## [TEXT FOR ANALYSIS]
I blogged on Wednesday on the press generated by FIRE’s successful effort to get Virginia Tech President Charles Steger to shelve a requirement that would have more deeply ensconced a "diversity" requirement for tenure and promotion for the university’s arts and sciences faculty. FIRE’s efforts and success at Virginia Tech were reported by The Chronicle of Higher Education (subscription required) and the Richmond Times-Dispatch as well as several blogs.
You also may have noticed that there was a bit of a ruckus kicked up by University of Pennsylvania professor John L. Jackson, Jr., in a post on Brainstorm, a blog maintained by The Chronicle of Higher Education. Professor Jackson’s post prompted this rebuttal from Adam and Will, as well as dozens of comments from readers defending FIRE’s work.
I’m also thrilled to report that, as of this writing, FIRE’s short film Think What We Think…Or Else: Thought Control on the American Campus has crossed 19,000 views on YouTube in just two weeks, nearly doubling in views this week alone. Thanks so much to the bloggers and tweeters—or, as sportscaster Tony Kornheiser calls them, "tweeple"—who have helped the film spread so quickly. (WorldNetDaily‘s article on the video has also been helpful.)

## [DATASET EXCERPTS]
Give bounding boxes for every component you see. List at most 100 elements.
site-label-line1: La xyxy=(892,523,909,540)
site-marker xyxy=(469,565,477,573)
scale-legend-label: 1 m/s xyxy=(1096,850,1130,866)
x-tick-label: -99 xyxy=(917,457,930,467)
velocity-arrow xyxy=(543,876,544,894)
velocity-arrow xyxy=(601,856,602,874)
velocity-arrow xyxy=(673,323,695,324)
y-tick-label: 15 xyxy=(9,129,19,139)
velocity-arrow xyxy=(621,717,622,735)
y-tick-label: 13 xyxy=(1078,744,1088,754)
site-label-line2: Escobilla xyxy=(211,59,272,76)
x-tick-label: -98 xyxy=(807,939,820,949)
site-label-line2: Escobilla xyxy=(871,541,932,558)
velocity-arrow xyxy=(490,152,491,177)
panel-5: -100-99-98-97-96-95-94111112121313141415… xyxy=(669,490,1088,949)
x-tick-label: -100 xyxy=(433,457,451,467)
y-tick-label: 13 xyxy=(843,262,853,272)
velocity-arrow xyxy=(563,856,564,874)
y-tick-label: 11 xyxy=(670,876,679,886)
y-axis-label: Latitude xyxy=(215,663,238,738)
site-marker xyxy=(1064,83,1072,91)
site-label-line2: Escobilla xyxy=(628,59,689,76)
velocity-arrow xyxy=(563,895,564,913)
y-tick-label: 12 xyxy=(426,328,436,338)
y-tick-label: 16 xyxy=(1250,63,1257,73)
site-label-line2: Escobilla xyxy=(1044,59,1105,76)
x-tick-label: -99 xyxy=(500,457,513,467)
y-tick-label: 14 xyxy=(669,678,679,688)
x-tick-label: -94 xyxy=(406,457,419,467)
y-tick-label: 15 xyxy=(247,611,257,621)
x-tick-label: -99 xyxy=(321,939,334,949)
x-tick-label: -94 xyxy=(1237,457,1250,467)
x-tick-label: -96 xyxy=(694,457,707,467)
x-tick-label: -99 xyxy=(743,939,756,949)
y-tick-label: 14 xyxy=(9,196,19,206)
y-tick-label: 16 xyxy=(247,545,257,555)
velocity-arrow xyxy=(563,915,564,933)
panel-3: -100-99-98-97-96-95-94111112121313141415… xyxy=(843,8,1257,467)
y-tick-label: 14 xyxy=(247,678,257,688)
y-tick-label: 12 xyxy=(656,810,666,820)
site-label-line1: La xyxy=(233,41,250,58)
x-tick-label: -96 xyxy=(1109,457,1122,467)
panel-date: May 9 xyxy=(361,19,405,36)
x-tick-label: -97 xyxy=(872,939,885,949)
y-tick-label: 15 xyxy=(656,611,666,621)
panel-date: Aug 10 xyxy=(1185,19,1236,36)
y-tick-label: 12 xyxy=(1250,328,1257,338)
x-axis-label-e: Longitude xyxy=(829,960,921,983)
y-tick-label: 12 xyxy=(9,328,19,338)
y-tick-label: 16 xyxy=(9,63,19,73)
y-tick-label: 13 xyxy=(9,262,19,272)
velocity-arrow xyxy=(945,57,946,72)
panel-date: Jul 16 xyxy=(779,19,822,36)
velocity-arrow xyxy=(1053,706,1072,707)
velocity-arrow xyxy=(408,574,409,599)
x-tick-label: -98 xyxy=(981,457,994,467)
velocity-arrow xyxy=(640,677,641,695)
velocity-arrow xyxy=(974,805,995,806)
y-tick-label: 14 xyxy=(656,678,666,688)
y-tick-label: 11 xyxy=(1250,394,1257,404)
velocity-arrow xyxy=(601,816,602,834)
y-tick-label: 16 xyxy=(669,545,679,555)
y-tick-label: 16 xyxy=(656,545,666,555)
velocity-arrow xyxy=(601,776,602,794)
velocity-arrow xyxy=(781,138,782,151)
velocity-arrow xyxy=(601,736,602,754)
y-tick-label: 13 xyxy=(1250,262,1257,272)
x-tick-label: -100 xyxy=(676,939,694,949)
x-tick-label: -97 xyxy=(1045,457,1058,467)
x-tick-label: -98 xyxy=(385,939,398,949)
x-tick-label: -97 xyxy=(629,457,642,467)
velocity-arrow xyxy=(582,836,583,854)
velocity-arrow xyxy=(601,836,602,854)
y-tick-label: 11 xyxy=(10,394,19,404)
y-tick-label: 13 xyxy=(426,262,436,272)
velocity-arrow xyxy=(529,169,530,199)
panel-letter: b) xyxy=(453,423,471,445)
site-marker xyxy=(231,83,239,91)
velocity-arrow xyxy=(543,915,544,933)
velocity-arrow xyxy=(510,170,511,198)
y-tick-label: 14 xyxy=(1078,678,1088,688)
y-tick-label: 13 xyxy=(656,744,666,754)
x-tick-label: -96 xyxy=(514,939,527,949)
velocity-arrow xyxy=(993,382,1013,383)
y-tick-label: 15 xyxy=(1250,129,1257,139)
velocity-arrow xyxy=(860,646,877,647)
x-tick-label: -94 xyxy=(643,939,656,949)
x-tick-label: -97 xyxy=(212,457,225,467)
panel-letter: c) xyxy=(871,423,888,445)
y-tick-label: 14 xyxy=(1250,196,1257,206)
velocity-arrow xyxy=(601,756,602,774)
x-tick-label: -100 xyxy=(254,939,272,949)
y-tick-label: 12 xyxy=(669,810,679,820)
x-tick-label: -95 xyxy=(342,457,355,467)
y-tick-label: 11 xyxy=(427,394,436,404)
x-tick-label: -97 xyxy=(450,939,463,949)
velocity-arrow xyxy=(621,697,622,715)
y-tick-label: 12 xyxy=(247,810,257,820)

## [TASK ITEM]
Pick up the blog post about FIRE's work at Virginia Tech and its short film where it stops, and write what comes after its last sentence. Nothing in the rows has any bearing on what comes next.

## [EXERCISE RESULT]
And for the second time in a week, a FIRE staffer has helped frame the debate over the collision of First Amendment rights and NCAA recruiting regulations. Last week it was Adam featured in a widely read Associated Press article about a North Carolina State University student who was given a cease-and-desist letter by the school’s NCAA compliance officer over his Facebook site, which encouraged the recruitment of a top high school basketball player. This week Robert commented on a similar situation involving his alma mater, Duke University, for the Duke Chronicle.
Further, as many of you know, FIRE has been waging war against the University of Massachusetts at Amherst for its repeated displays of disrespect for free speech. We encourage FIRE friends to take action and send the UMass administration an e-mail through our activism page.